=== STATED TASK ===
Any picture among the records should be left out, please; retype the rest exactly.
### RECORD EXCERPTS ###
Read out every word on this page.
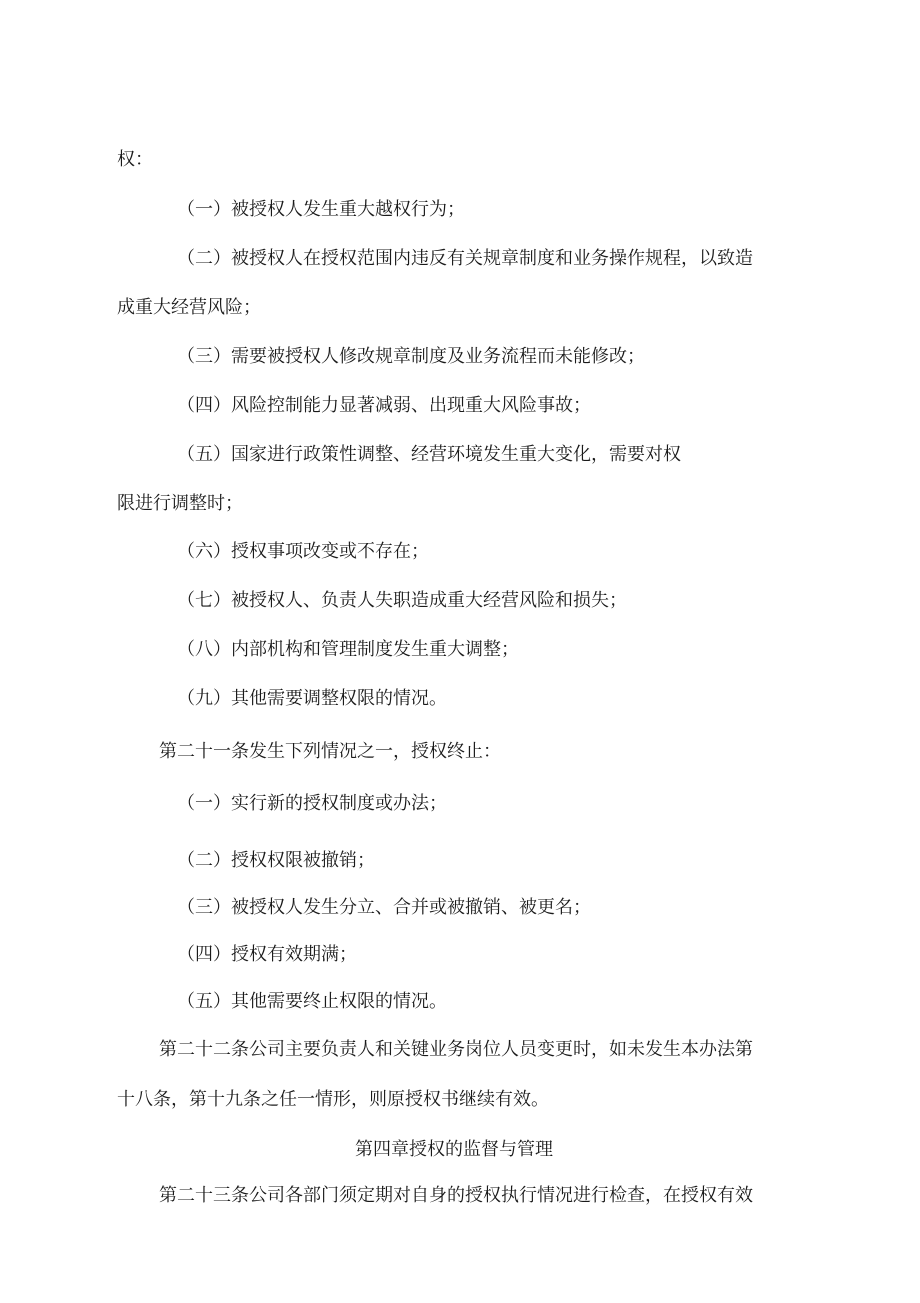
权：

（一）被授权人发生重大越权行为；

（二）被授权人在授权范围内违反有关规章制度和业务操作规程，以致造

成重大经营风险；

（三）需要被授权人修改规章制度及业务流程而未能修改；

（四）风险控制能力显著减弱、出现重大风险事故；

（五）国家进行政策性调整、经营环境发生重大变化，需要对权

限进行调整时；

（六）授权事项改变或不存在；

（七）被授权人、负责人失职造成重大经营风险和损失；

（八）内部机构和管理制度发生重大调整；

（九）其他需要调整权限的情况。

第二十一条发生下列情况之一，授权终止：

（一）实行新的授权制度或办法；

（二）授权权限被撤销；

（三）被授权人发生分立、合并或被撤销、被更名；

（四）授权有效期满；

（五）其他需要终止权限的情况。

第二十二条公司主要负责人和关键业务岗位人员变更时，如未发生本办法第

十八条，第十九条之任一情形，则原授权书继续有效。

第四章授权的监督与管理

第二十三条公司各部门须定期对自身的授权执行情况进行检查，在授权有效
###
=== SOLUTION ===
Read out every word on this page.
权：

（一）被授权人发生重大越权行为；

（二）被授权人在授权范围内违反有关规章制度和业务操作规程，以致造

成重大经营风险；

（三）需要被授权人修改规章制度及业务流程而未能修改；

（四）风险控制能力显著减弱、出现重大风险事故；

（五）国家进行政策性调整、经营环境发生重大变化，需要对权

限进行调整时；

（六）授权事项改变或不存在；

（七）被授权人、负责人失职造成重大经营风险和损失；

（八）内部机构和管理制度发生重大调整；

（九）其他需要调整权限的情况。

第二十一条发生下列情况之一，授权终止：

（一）实行新的授权制度或办法；

（二）授权权限被撤销；

（三）被授权人发生分立、合并或被撤销、被更名；

（四）授权有效期满；

（五）其他需要终止权限的情况。

第二十二条公司主要负责人和关键业务岗位人员变更时，如未发生本办法第

十八条，第十九条之任一情形，则原授权书继续有效。

第四章授权的监督与管理

第二十三条公司各部门须定期对自身的授权执行情况进行检查，在授权有效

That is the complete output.